═════ Fragmento del texto ═════

Y, viceversa, cuanto más jugamos con la realidad (como el niño), más interesante nos
parece su seriedad. Demasiada seriedad sofoca el sentido de juego. La realidad se
vuelve monótona, una obligación (imposición) aburrida sin misterio ni aventura, sin
posibilidades fantásticas. Sin fantasía la vida es muerte. Pero si al juego se le arranca el
sentido de realidad: sin la seriedad necesaria, el juego se vuelve una pantomima ridícula
que finge la diversión... se desnaturaliza: ya no es juego. Y sin juego, ya tampoco es vida.
Ante estas reflexiones vienen a mi mente dos enunciados: 1.El laberinto de la realidad. Y
2.La realidad del laberinto. Y de estos, se desprenden dos preguntas: 1.¿Es la realidad un
laberinto? La realidad no es un laberinto más que, paradójicamente, para la mente
racional. Sólo para el hombre su vida, realidad y existencia es un enigma. De ahí el
nacimiento y la necesidad de la filosofía. Aunque, irónicamente, es el pensamiento
racional: la reflexión filosófica, la que construye este laberinto en el que el hombre mismo
se excita y extravía como los niños..., como el adolescente que fantasea con encontrar a
una chica hermosa, tan excitada y perdida como él, que se quiera entregar, en ese juego
enredado, al frenesí de las pasiones y los deseos más primitivos y urgentes del ser
humano. En pocas palabras, la filosofía no sólo es búsqueda de emociones, aventuras y
“lo desconocido”, es principal y esencialmente, la búsqueda de alguien a quien amar: es
la búsqueda de la locura del amor. Pero, 2.¿es real el laberinto (el enigma del filósofo)?

═════ Datos sin procesar ═════

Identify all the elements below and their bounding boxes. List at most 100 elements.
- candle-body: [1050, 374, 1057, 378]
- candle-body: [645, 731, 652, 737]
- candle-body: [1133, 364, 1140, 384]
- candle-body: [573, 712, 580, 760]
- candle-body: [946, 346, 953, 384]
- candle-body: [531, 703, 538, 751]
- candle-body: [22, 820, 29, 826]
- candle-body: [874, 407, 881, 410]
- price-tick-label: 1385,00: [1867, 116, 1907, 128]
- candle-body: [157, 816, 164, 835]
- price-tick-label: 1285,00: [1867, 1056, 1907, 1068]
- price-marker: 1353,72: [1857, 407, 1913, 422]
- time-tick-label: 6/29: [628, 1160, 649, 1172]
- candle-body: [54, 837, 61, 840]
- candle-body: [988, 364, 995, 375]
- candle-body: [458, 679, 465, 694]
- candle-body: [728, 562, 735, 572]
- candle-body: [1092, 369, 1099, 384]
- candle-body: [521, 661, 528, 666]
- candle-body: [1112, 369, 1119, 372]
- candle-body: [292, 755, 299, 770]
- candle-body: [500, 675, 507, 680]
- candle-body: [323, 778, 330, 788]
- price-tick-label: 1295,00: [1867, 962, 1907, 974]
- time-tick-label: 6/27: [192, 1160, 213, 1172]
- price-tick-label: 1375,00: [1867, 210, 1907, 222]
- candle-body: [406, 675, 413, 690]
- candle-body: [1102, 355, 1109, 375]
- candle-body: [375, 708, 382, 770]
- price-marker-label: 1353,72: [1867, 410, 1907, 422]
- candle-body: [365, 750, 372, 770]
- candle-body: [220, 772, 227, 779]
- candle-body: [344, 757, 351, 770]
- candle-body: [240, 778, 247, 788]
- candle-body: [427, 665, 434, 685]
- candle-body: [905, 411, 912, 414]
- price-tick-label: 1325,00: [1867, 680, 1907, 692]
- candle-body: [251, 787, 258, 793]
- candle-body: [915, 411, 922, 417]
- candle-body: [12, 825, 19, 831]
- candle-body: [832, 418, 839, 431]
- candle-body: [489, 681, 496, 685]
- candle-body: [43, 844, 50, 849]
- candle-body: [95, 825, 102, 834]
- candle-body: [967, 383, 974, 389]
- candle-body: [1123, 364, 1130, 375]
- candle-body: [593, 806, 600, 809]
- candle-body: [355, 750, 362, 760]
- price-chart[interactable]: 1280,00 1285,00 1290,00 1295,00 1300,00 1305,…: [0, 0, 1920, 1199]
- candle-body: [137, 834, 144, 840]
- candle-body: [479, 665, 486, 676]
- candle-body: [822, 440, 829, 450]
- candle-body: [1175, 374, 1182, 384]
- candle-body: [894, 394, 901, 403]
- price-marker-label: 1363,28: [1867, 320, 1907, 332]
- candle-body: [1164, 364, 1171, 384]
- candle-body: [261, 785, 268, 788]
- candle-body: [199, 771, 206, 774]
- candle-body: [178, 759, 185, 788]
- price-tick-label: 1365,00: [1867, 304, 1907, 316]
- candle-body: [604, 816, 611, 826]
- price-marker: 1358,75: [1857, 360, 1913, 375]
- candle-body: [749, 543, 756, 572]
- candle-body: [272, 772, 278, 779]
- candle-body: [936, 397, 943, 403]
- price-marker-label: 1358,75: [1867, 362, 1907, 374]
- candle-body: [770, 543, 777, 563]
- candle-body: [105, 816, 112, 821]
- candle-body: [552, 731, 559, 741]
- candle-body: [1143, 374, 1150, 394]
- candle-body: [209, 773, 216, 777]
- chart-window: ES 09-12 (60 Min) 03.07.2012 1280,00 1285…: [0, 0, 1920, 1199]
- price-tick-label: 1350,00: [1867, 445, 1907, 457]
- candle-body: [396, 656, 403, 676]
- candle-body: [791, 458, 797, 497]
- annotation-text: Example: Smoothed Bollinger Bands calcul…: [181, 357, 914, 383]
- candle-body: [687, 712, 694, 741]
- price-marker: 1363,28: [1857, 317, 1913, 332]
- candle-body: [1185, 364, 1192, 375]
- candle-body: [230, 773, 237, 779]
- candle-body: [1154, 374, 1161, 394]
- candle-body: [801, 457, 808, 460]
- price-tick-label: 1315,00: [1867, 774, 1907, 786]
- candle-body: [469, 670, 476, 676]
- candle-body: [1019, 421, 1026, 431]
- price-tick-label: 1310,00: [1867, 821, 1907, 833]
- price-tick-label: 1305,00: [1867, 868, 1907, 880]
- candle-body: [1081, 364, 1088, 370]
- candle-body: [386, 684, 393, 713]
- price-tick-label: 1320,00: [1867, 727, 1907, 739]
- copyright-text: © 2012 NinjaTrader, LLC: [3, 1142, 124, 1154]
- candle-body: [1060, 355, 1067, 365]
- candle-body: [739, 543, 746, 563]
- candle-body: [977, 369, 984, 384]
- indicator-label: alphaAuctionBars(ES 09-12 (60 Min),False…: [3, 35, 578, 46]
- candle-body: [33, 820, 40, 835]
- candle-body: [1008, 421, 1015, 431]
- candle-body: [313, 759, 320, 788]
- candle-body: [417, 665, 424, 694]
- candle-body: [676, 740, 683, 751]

═════

→ Tareas asignadas
#1 Repite sin cambios, del fragmento sobre el juego y la realidad, el tramo que va desde "Y, viceversa, cuanto" hasta "tampoco es vida.".
#2 Por favor, reescribe en forma de lista los hechos principales del párrafo del fragmento sobre el juego y la realidad que empieza con "Y, viceversa, cuanto más jugamos".
Los datos no tienen ninguna relación con el fragmento.

→ Respuestas finales
#1
Y, viceversa, cuanto más jugamos con la realidad (como el niño), más interesante nos
parece su seriedad. Demasiada seriedad sofoca el sentido de juego. La realidad se
vuelve monótona, una obligación (imposición) aburrida sin misterio ni aventura, sin
posibilidades fantásticas. Sin fantasía la vida es muerte. Pero si al juego se le arranca el
sentido de realidad: sin la seriedad necesaria, el juego se vuelve una pantomima ridícula
que finge la diversión... se desnaturaliza: ya no es juego. Y sin juego, ya tampoco es vida.

#2
- Cuanto más se juega con la realidad, más interesante parece su seriedad.
- El exceso de seriedad sofoca el juego y vuelve la realidad monótona, sin misterio, aventura ni fantasía, y sin fantasía la vida es muerte.
- Sin sentido de realidad, el juego se vuelve una pantomima ridícula y deja de ser juego, y sin juego tampoco hay vida.
- De estas reflexiones surgen dos enunciados, el laberinto de la realidad y la realidad del laberinto, y de ellos, dos preguntas.
- La realidad solo es un laberinto para la mente racional, y solo para el hombre su vida, realidad y existencia son un enigma, de donde nace la filosofía.
- Es la propia reflexión filosófica la que construye ese laberinto en el que el hombre se excita y se extravía.
- La filosofía no solo busca emociones, aventuras y lo desconocido, sino sobre todo a alguien a quien amar: la locura del amor.
- Queda planteada la pregunta de si el laberinto, el enigma del filósofo, es real.